◆ Required task ◆
Without the pictures, copy the entries below word for word.

## Start Supplied data

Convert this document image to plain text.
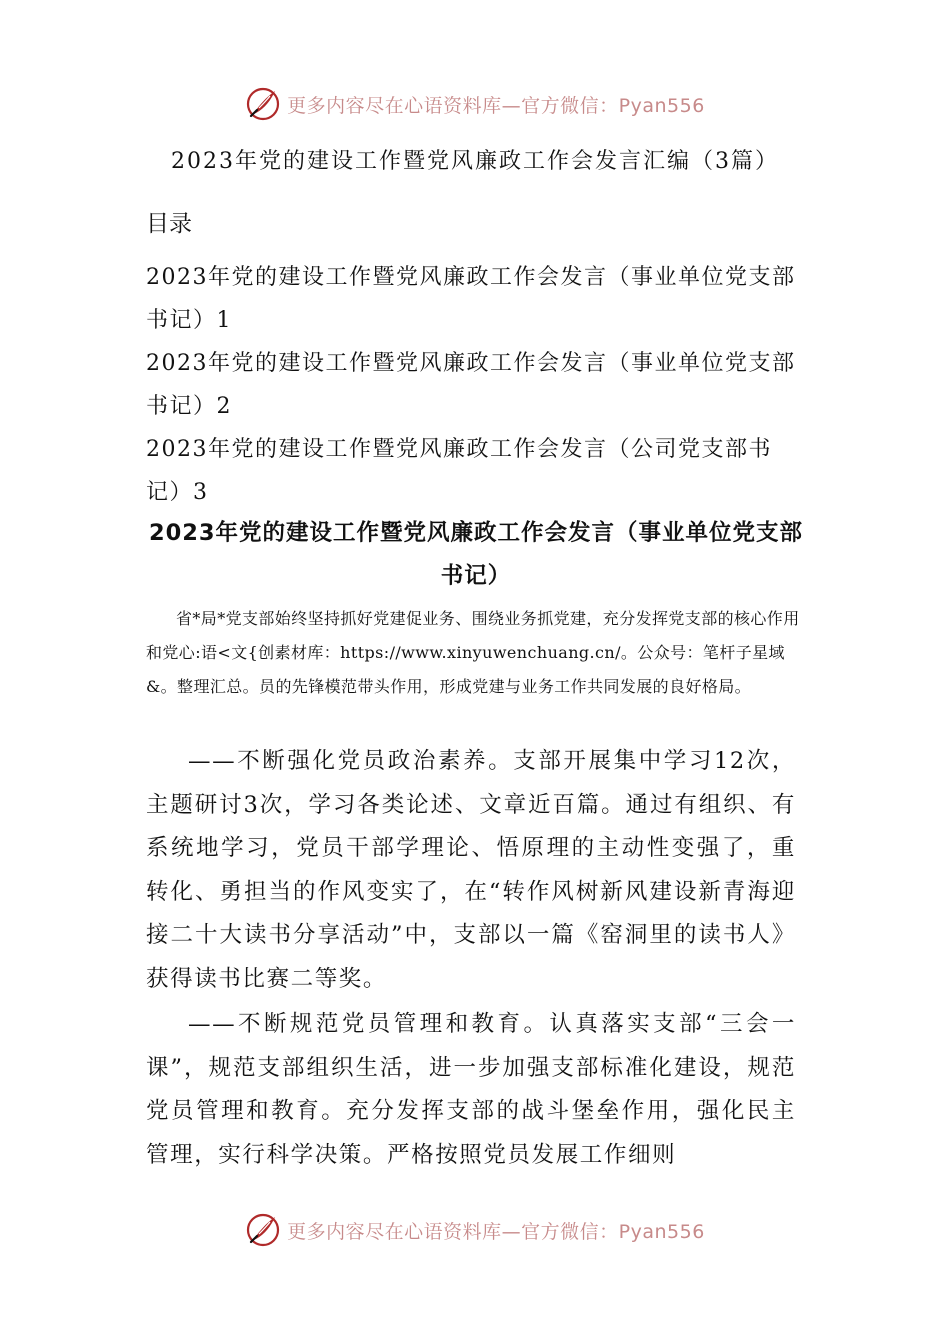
更多内容尽在心语资料库—官方微信：Pyan556
2023年党的建设工作暨党风廉政工作会发言汇编（3篇）
目录
2023年党的建设工作暨党风廉政工作会发言（事业单位党支部书记）1
2023年党的建设工作暨党风廉政工作会发言（事业单位党支部书记）2
2023年党的建设工作暨党风廉政工作会发言（公司党支部书记）3
2023年党的建设工作暨党风廉政工作会发言（事业单位党支部书记）
省*局*党支部始终坚持抓好党建促业务、围绕业务抓党建，充分发挥党支部的核心作用和党心:语<文{创素材库：https://www.xinyuwenchuang.cn/。公众号：笔杆子星域&。整理汇总。员的先锋模范带头作用，形成党建与业务工作共同发展的良好格局。
——不断强化党员政治素养。支部开展集中学习12次，主题研讨3次，学习各类论述、文章近百篇。通过有组织、有系统地学习，党员干部学理论、悟原理的主动性变强了，重转化、勇担当的作风变实了，在“转作风树新风建设新青海迎接二十大读书分享活动”中，支部以一篇《窑洞里的读书人》获得读书比赛二等奖。
——不断规范党员管理和教育。认真落实支部“三会一课”，规范支部组织生活，进一步加强支部标准化建设，规范党员管理和教育。充分发挥支部的战斗堡垒作用，强化民主管理，实行科学决策。严格按照党员发展工作细则
更多内容尽在心语资料库—官方微信：Pyan556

## End Supplied data

◆ Task output ◆
Convert this document image to plain text.
更多内容尽在心语资料库—官方微信：Pyan556
2023年党的建设工作暨党风廉政工作会发言汇编（3篇）
目录
2023年党的建设工作暨党风廉政工作会发言（事业单位党支部书记）1
2023年党的建设工作暨党风廉政工作会发言（事业单位党支部书记）2
2023年党的建设工作暨党风廉政工作会发言（公司党支部书记）3
2023年党的建设工作暨党风廉政工作会发言（事业单位党支部书记）
省*局*党支部始终坚持抓好党建促业务、围绕业务抓党建，充分发挥党支部的核心作用和党心:语<文{创素材库：https://www.xinyuwenchuang.cn/。公众号：笔杆子星域&。整理汇总。员的先锋模范带头作用，形成党建与业务工作共同发展的良好格局。
——不断强化党员政治素养。支部开展集中学习12次，主题研讨3次，学习各类论述、文章近百篇。通过有组织、有系统地学习，党员干部学理论、悟原理的主动性变强了，重转化、勇担当的作风变实了，在“转作风树新风建设新青海迎接二十大读书分享活动”中，支部以一篇《窑洞里的读书人》获得读书比赛二等奖。
——不断规范党员管理和教育。认真落实支部“三会一课”，规范支部组织生活，进一步加强支部标准化建设，规范党员管理和教育。充分发挥支部的战斗堡垒作用，强化民主管理，实行科学决策。严格按照党员发展工作细则
更多内容尽在心语资料库—官方微信：Pyan556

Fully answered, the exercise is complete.